What the task requires: Identify the lines that contain the word "right", then copy them.

## begin Available records

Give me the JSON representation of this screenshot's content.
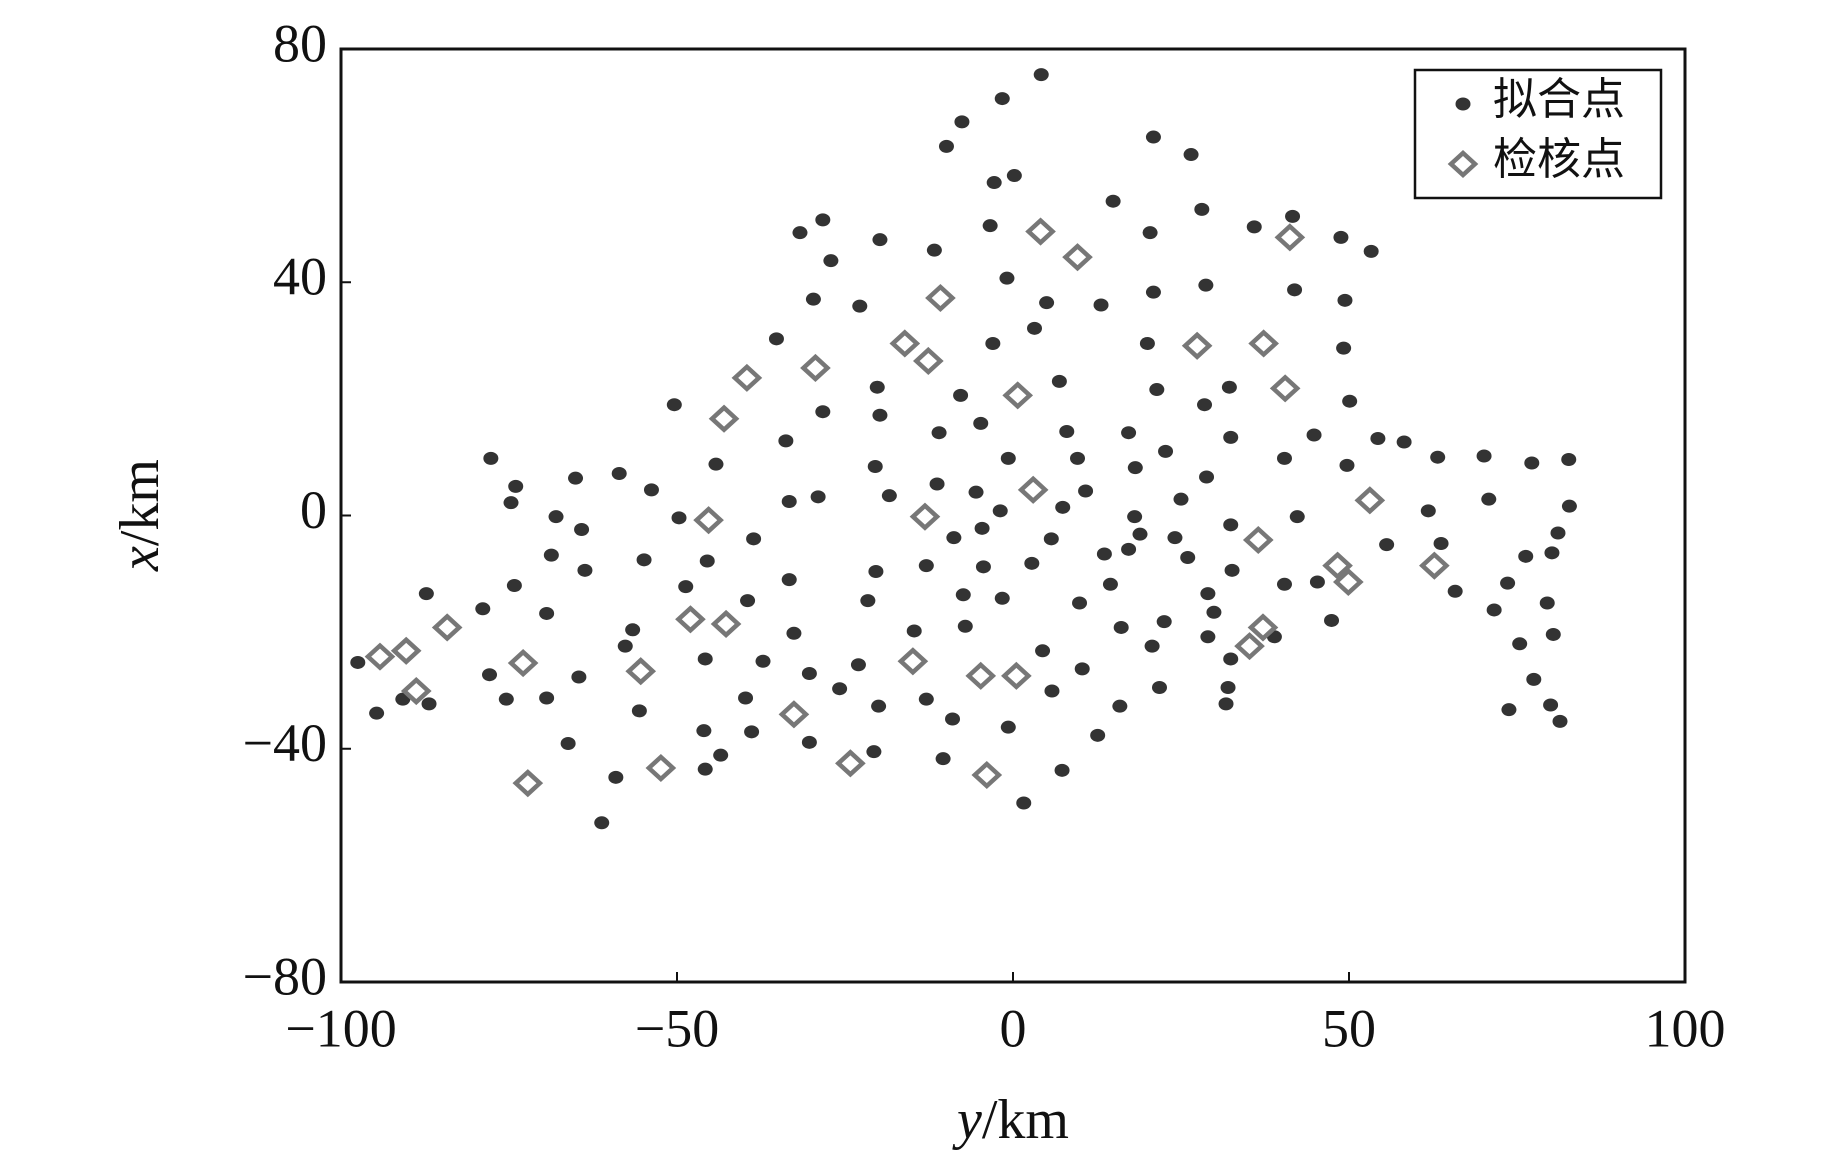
{
  "chart_data": {
    "type": "scatter",
    "x_label": "y/km",
    "y_label": "x/km",
    "xlim": [
      -100,
      100
    ],
    "xticks": [
      {
        "value": -100,
        "label": "−100"
      },
      {
        "value": -50,
        "label": "−50"
      },
      0,
      50,
      100
    ],
    "ylim": [
      -80,
      80
    ],
    "yticks": [
      {
        "value": -80,
        "label": "−80"
      },
      {
        "value": -40,
        "label": "−40"
      },
      0,
      40,
      80
    ],
    "legend": "upper right",
    "series": [
      {
        "name": "拟合点",
        "color": "#333333",
        "marker": "dot",
        "x": [
          4.2,
          -1.6,
          -7.6,
          -9.9,
          20.9,
          26.5,
          0.2,
          -2.8,
          14.9,
          28.1,
          -28.3,
          41.6,
          -3.4,
          -31.7,
          35.9,
          20.4,
          -19.8,
          48.8,
          -11.7,
          53.3,
          -27.1,
          -0.9,
          28.7,
          20.9,
          41.9,
          -29.7,
          49.4,
          -22.8,
          5.0,
          13.1,
          3.2,
          -35.2,
          -3.0,
          20.0,
          49.2,
          -20.2,
          6.9,
          32.2,
          21.4,
          -7.8,
          -50.4,
          28.5,
          50.1,
          -28.3,
          -19.8,
          -4.8,
          17.2,
          44.8,
          -11.0,
          8.0,
          32.4,
          54.3,
          58.2,
          -33.8,
          22.7,
          -77.7,
          40.4,
          63.2,
          70.1,
          77.2,
          82.7,
          -0.7,
          9.6,
          -44.2,
          -20.5,
          18.2,
          49.7,
          -58.6,
          -65.1,
          28.8,
          -11.3,
          -74.0,
          -53.8,
          10.8,
          -5.5,
          -29.0,
          -18.4,
          25.0,
          70.8,
          -74.7,
          -33.3,
          7.4,
          -1.9,
          82.8,
          61.8,
          -49.7,
          -68.0,
          42.3,
          18.1,
          -64.2,
          32.4,
          -4.6,
          18.9,
          81.1,
          -38.6,
          -8.8,
          24.1,
          5.7,
          63.7,
          55.6,
          17.2,
          13.6,
          80.2,
          76.3,
          -68.7,
          26.0,
          -45.5,
          -54.9,
          -12.9,
          2.8,
          -4.4,
          32.6,
          -20.4,
          -63.7,
          -33.3,
          45.3,
          40.4,
          14.5,
          -74.2,
          73.6,
          -48.7,
          29.0,
          -87.3,
          65.8,
          -7.4,
          9.9,
          -39.5,
          -1.6,
          79.5,
          -21.6,
          -78.9,
          71.6,
          29.9,
          -69.4,
          47.4,
          -7.1,
          22.5,
          -56.6,
          16.1,
          -14.7,
          29.0,
          80.4,
          38.9,
          -32.6,
          -57.7,
          75.4,
          20.7,
          4.4,
          32.4,
          -45.8,
          -97.5,
          -23.0,
          -37.2,
          10.3,
          -30.3,
          -77.9,
          -64.6,
          77.5,
          21.8,
          -25.8,
          32.0,
          5.8,
          -90.8,
          -75.4,
          -39.8,
          -69.4,
          -12.9,
          -86.9,
          31.7,
          -20.0,
          15.9,
          80.0,
          -94.7,
          -55.6,
          73.8,
          -9.0,
          81.4,
          -0.7,
          -46.0,
          -38.9,
          12.6,
          -30.3,
          -66.2,
          -20.7,
          -43.5,
          -10.4,
          -45.8,
          7.3,
          -59.1,
          1.6,
          -61.2
        ],
        "values": [
          75.6,
          71.5,
          67.5,
          63.3,
          64.9,
          61.9,
          58.3,
          57.1,
          53.9,
          52.5,
          50.7,
          51.3,
          49.7,
          48.5,
          49.5,
          48.5,
          47.3,
          47.7,
          45.5,
          45.3,
          43.7,
          40.7,
          39.5,
          38.3,
          38.7,
          37.1,
          36.9,
          35.9,
          36.5,
          36.1,
          32.1,
          30.3,
          29.5,
          29.5,
          28.7,
          22.0,
          23.0,
          22.0,
          21.6,
          20.6,
          19.0,
          19.0,
          19.6,
          17.8,
          17.2,
          15.8,
          14.2,
          13.8,
          14.2,
          14.4,
          13.4,
          13.2,
          12.6,
          12.8,
          11.0,
          9.8,
          9.8,
          10.0,
          10.2,
          9.0,
          9.6,
          9.8,
          9.8,
          8.8,
          8.4,
          8.2,
          8.6,
          7.2,
          6.4,
          6.6,
          5.4,
          5.0,
          4.4,
          4.2,
          4.0,
          3.2,
          3.4,
          2.8,
          2.8,
          2.2,
          2.4,
          1.4,
          0.8,
          1.6,
          0.8,
          -0.4,
          -0.2,
          -0.2,
          -0.2,
          -2.4,
          -1.6,
          -2.2,
          -3.2,
          -3.0,
          -4.0,
          -3.8,
          -3.8,
          -4.0,
          -4.8,
          -5.0,
          -5.8,
          -6.6,
          -6.4,
          -7.0,
          -6.8,
          -7.2,
          -7.8,
          -7.6,
          -8.6,
          -8.2,
          -8.8,
          -9.4,
          -9.6,
          -9.4,
          -11.0,
          -11.4,
          -11.8,
          -11.8,
          -12.0,
          -11.6,
          -12.2,
          -13.4,
          -13.4,
          -13.0,
          -13.6,
          -15.0,
          -14.6,
          -14.2,
          -15.0,
          -14.6,
          -16.0,
          -16.2,
          -16.6,
          -16.8,
          -18.0,
          -19.0,
          -18.2,
          -19.6,
          -19.2,
          -19.8,
          -20.8,
          -20.4,
          -20.8,
          -20.2,
          -22.4,
          -22.0,
          -22.4,
          -23.2,
          -24.6,
          -24.6,
          -25.2,
          -25.6,
          -25.0,
          -26.3,
          -27.1,
          -27.3,
          -27.7,
          -28.1,
          -29.5,
          -29.7,
          -29.5,
          -30.1,
          -31.5,
          -31.5,
          -31.3,
          -31.3,
          -31.5,
          -32.3,
          -32.3,
          -32.7,
          -32.7,
          -32.5,
          -33.9,
          -33.5,
          -33.3,
          -34.9,
          -35.3,
          -36.3,
          -36.9,
          -37.1,
          -37.7,
          -38.9,
          -39.1,
          -40.5,
          -41.1,
          -41.7,
          -43.5,
          -43.7,
          -44.9,
          -49.3,
          -52.7
        ]
      },
      {
        "name": "检核点",
        "color": "#777777",
        "marker": "diamond",
        "x": [
          4.1,
          9.6,
          41.2,
          -10.8,
          27.4,
          37.3,
          -16.1,
          -12.6,
          -29.4,
          -39.6,
          0.7,
          40.5,
          -43.0,
          3.0,
          53.1,
          -45.3,
          -13.1,
          36.5,
          48.3,
          62.7,
          49.9,
          -48.0,
          -42.7,
          -84.2,
          37.2,
          35.2,
          -90.3,
          -94.2,
          -72.9,
          -14.9,
          -55.4,
          -4.8,
          0.5,
          -88.8,
          -32.6,
          -24.2,
          -52.4,
          -3.9,
          -72.2
        ],
        "values": [
          48.7,
          44.3,
          47.7,
          37.3,
          29.1,
          29.5,
          29.5,
          26.5,
          25.3,
          23.6,
          20.6,
          21.8,
          16.6,
          4.4,
          2.6,
          -0.8,
          -0.2,
          -4.2,
          -8.6,
          -8.6,
          -11.4,
          -17.8,
          -18.6,
          -19.2,
          -19.2,
          -22.4,
          -23.2,
          -24.2,
          -25.3,
          -25.0,
          -26.7,
          -27.5,
          -27.5,
          -30.1,
          -34.1,
          -42.5,
          -43.3,
          -44.5,
          -45.9
        ]
      }
    ]
  }
}
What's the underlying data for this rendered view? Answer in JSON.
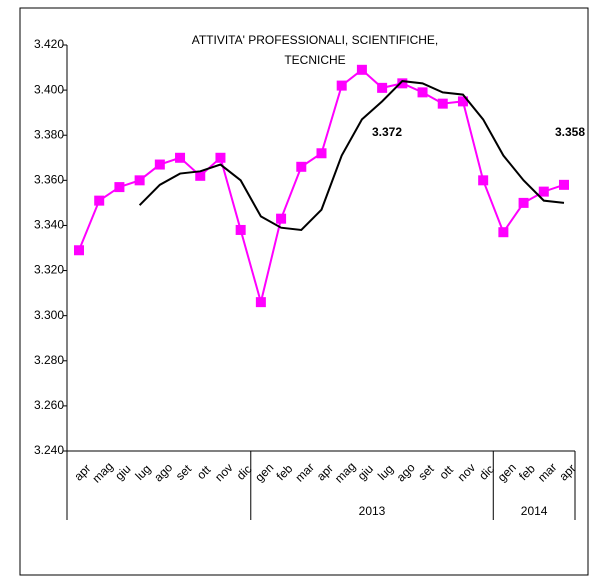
{
  "chart_data": {
    "type": "line",
    "title": [
      "ATTIVITA' PROFESSIONALI, SCIENTIFICHE,",
      "TECNICHE"
    ],
    "categories": [
      "apr",
      "mag",
      "giu",
      "lug",
      "ago",
      "set",
      "ott",
      "nov",
      "dic",
      "gen",
      "feb",
      "mar",
      "apr",
      "mag",
      "giu",
      "lug",
      "ago",
      "set",
      "ott",
      "nov",
      "dic",
      "gen",
      "feb",
      "mar",
      "apr"
    ],
    "years": [
      null,
      null,
      null,
      null,
      null,
      null,
      null,
      null,
      null,
      "2013",
      "2013",
      "2013",
      "2013",
      "2013",
      "2013",
      "2013",
      "2013",
      "2013",
      "2013",
      "2013",
      "2013",
      "2014",
      "2014",
      "2014",
      "2014"
    ],
    "series": [
      {
        "color": "#ff00ff",
        "marker": "square",
        "values": [
          3329,
          3351,
          3357,
          3360,
          3367,
          3370,
          3362,
          3370,
          3338,
          3306,
          3343,
          3366,
          3372,
          3402,
          3409,
          3401,
          3403,
          3399,
          3394,
          3395,
          3360,
          3337,
          3350,
          3355,
          3358
        ]
      },
      {
        "color": "#000000",
        "values": [
          null,
          null,
          null,
          3349,
          3358,
          3363,
          3364,
          3367,
          3360,
          3344,
          3339,
          3338,
          3347,
          3371,
          3387,
          3395,
          3404,
          3403,
          3399,
          3398,
          3387,
          3371,
          3360,
          3351,
          3350
        ]
      }
    ],
    "annotations": [
      "3.372",
      "3.358"
    ],
    "ylim": [
      3240,
      3420
    ],
    "yticks": [
      {
        "value": 3240,
        "label": "3.240"
      },
      {
        "value": 3260,
        "label": "3.260"
      },
      {
        "value": 3280,
        "label": "3.280"
      },
      {
        "value": 3300,
        "label": "3.300"
      },
      {
        "value": 3320,
        "label": "3.320"
      },
      {
        "value": 3340,
        "label": "3.340"
      },
      {
        "value": 3360,
        "label": "3.360"
      },
      {
        "value": 3380,
        "label": "3.380"
      },
      {
        "value": 3400,
        "label": "3.400"
      },
      {
        "value": 3420,
        "label": "3.420"
      }
    ]
  }
}
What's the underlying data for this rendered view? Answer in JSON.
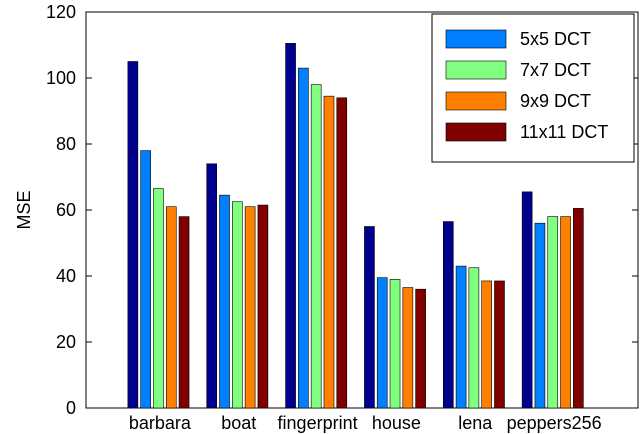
{
  "chart_data": {
    "type": "bar",
    "title": "",
    "xlabel": "",
    "ylabel": "MSE",
    "ylim": [
      0,
      120
    ],
    "yticks": [
      0,
      20,
      40,
      60,
      80,
      100,
      120
    ],
    "grid": false,
    "legend_position": "top-right",
    "categories": [
      "barbara",
      "boat",
      "fingerprint",
      "house",
      "lena",
      "peppers256"
    ],
    "series": [
      {
        "name": "",
        "color": "#00008f",
        "values": [
          105,
          74,
          110.5,
          55,
          56.5,
          65.5
        ]
      },
      {
        "name": "5x5 DCT",
        "color": "#0080ff",
        "values": [
          78,
          64.5,
          103,
          39.5,
          43,
          56
        ]
      },
      {
        "name": "7x7 DCT",
        "color": "#80ff80",
        "values": [
          66.5,
          62.5,
          98,
          39,
          42.5,
          58
        ]
      },
      {
        "name": "9x9 DCT",
        "color": "#ff8000",
        "values": [
          61,
          61,
          94.5,
          36.5,
          38.5,
          58
        ]
      },
      {
        "name": "11x11 DCT",
        "color": "#800000",
        "values": [
          58,
          61.5,
          94,
          36,
          38.5,
          60.5
        ]
      }
    ]
  }
}
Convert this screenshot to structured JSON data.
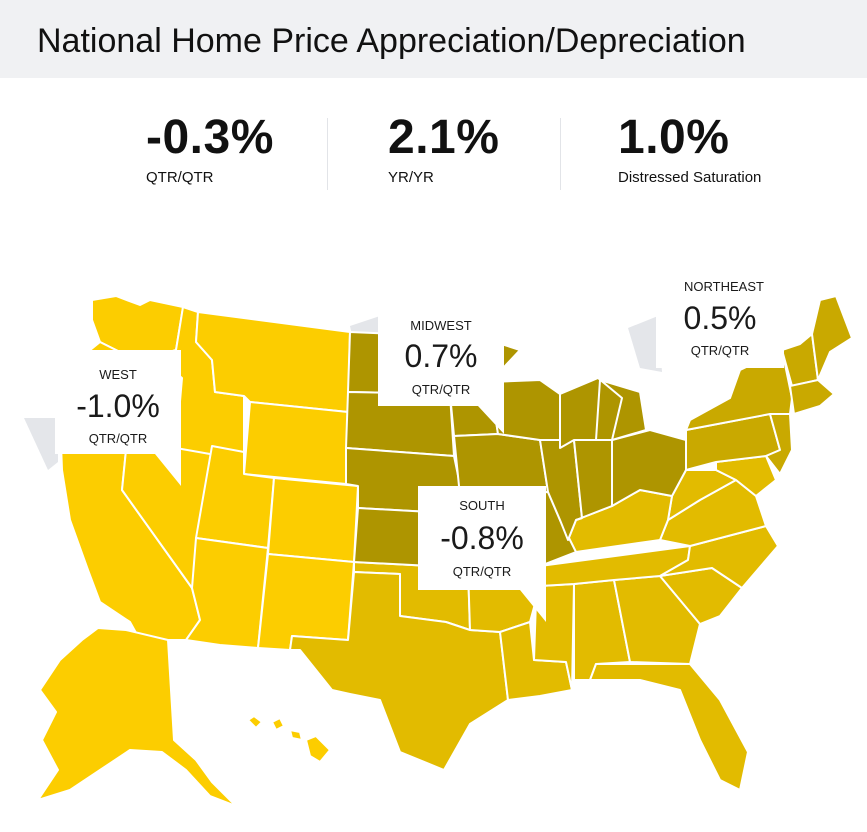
{
  "title": "National Home Price Appreciation/Depreciation",
  "stats": [
    {
      "value": "-0.3%",
      "label": "QTR/QTR"
    },
    {
      "value": "2.1%",
      "label": "YR/YR"
    },
    {
      "value": "1.0%",
      "label": "Distressed Saturation"
    }
  ],
  "colors": {
    "west": "#fccd00",
    "south": "#e2bb00",
    "midwest": "#ae9500",
    "northeast": "#c9a900",
    "border": "#ffffff",
    "callout_shadow": "#e4e6ea"
  },
  "regions": {
    "west": {
      "name": "WEST",
      "value": "-1.0%",
      "period": "QTR/QTR"
    },
    "midwest": {
      "name": "MIDWEST",
      "value": "0.7%",
      "period": "QTR/QTR"
    },
    "northeast": {
      "name": "NORTHEAST",
      "value": "0.5%",
      "period": "QTR/QTR"
    },
    "south": {
      "name": "SOUTH",
      "value": "-0.8%",
      "period": "QTR/QTR"
    }
  }
}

## end Available records

The answer:
    "legend": "upper right",
    "legend_position": "top-right",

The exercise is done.